> **DIRECTIONS**:
Locate the line containing "OCR this image." in the material below. Copy that line and all following lines through the end exactly, omitting any pictures.

-- BEGIN GIVEN INFORMATION --

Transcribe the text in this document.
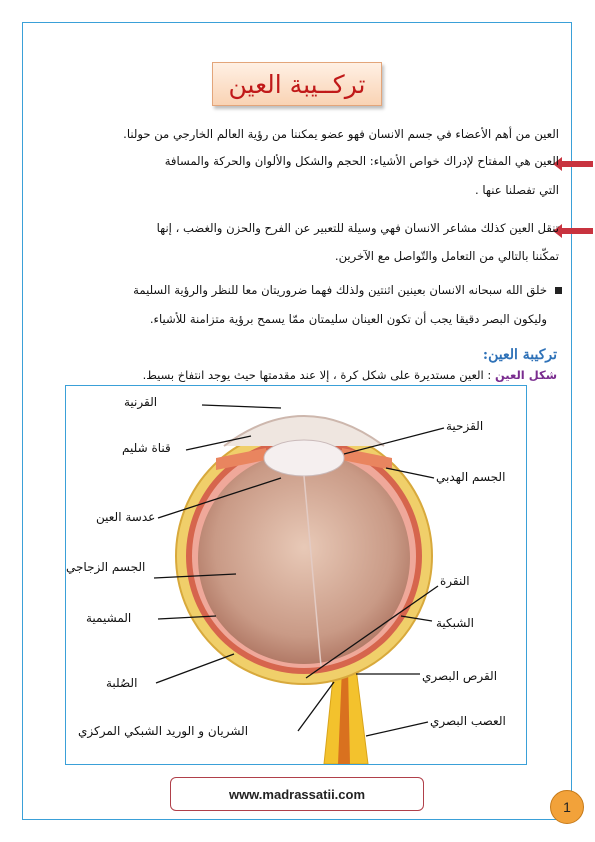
تركــيبة العين
العين من أهم الأعضاء في جسم الانسان فهو عضو يمكننا من رؤية العالم الخارجي من حولنا.
العين هي المفتاح لإدراك خواص الأشياء: الحجم والشكل والألوان والحركة والمسافة
التي تفصلنا عنها .
تنقل العين كذلك مشاعر الانسان فهي وسيلة للتعبير عن الفرح والحزن والغضب ، إنها
تمكّننا بالتالي من التعامل والتّواصل مع الآخرين.
خلق الله سبحانه الانسان بعينين اثنتين ولذلك فهما ضروريتان معا للنظر والرؤية السليمة
وليكون البصر دقيقا يجب أن تكون العينان سليمتان ممّا يسمح برؤية متزامنة للأشياء.
تركيبة العين:
شكل العين : العين مستديرة على شكل كرة ، إلا عند مقدمتها حيث يوجد انتفاخ بسيط.
القرنية
قناة شليم
عدسة العين
الجسم الزجاجي
المشيمية
الصُلبة
الشريان و الوريد الشبكي المركزي
القزحية
الجسم الهدبي
النقرة
الشبكية
القرص البصري
العصب البصري
www.madrassatii.com
1
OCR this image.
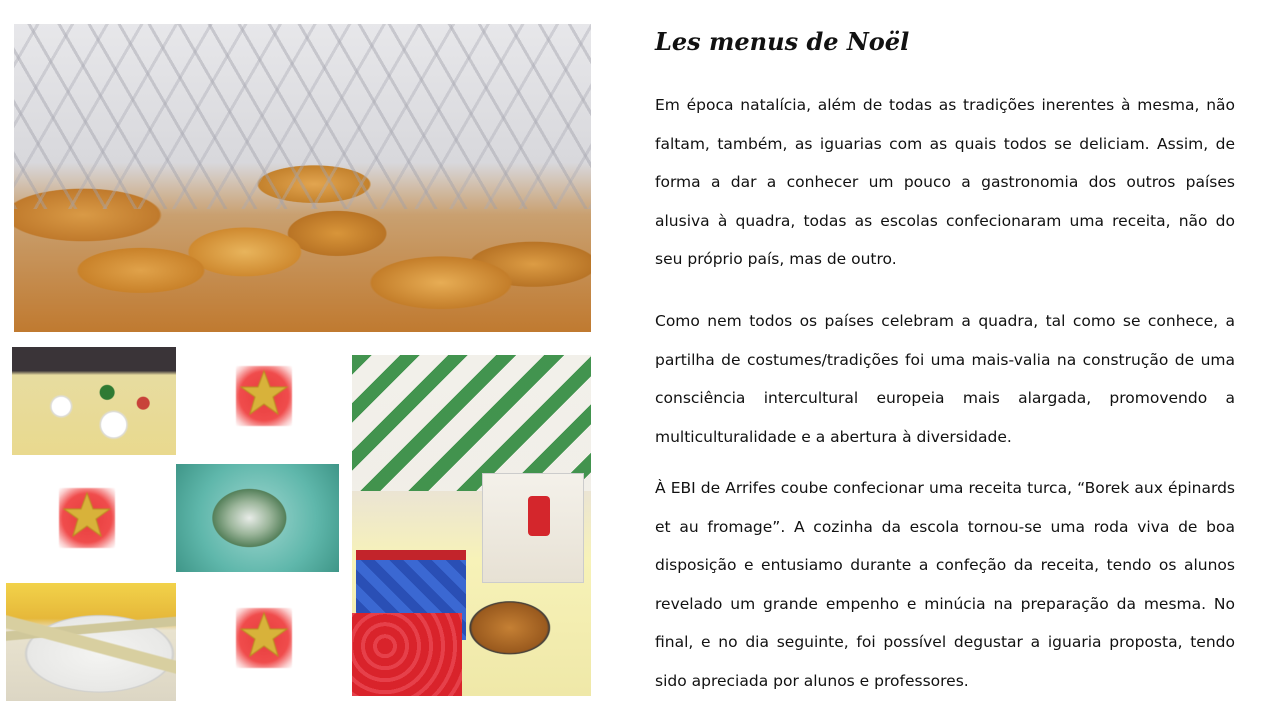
Les menus de Noël

Em época natalícia, além de todas as tradições inerentes à mesma, não faltam, também, as iguarias com as quais todos se deliciam. Assim, de forma a dar a conhecer um pouco a gastronomia dos outros países alusiva à quadra, todas as escolas confecionaram uma receita, não do seu próprio país, mas de outro.

Como nem todos os países celebram a quadra, tal como se conhece, a partilha de costumes/tradições foi uma mais-valia na construção de uma consciência intercultural europeia mais alargada, promovendo a multiculturalidade e a abertura à diversidade.

À EBI de Arrifes coube confecionar uma receita turca, “Borek aux épinards et au fromage”. A cozinha da escola tornou-se uma roda viva de boa disposição e entusiamo durante a confeção da receita, tendo os alunos revelado um grande empenho e minúcia na preparação da mesma. No final, e no dia seguinte, foi possível degustar a iguaria proposta, tendo sido apreciada por alunos e professores.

-- END GIVEN INFORMATION --

> **FULL ANSWER**:
OCR this image.
Les menus de Noël

Em época natalícia, além de todas as tradições inerentes à mesma, não faltam, também, as iguarias com as quais todos se deliciam. Assim, de forma a dar a conhecer um pouco a gastronomia dos outros países alusiva à quadra, todas as escolas confecionaram uma receita, não do seu próprio país, mas de outro.

Como nem todos os países celebram a quadra, tal como se conhece, a partilha de costumes/tradições foi uma mais-valia na construção de uma consciência intercultural europeia mais alargada, promovendo a multiculturalidade e a abertura à diversidade.

À EBI de Arrifes coube confecionar uma receita turca, “Borek aux épinards et au fromage”. A cozinha da escola tornou-se uma roda viva de boa disposição e entusiamo durante a confeção da receita, tendo os alunos revelado um grande empenho e minúcia na preparação da mesma. No final, e no dia seguinte, foi possível degustar a iguaria proposta, tendo sido apreciada por alunos e professores.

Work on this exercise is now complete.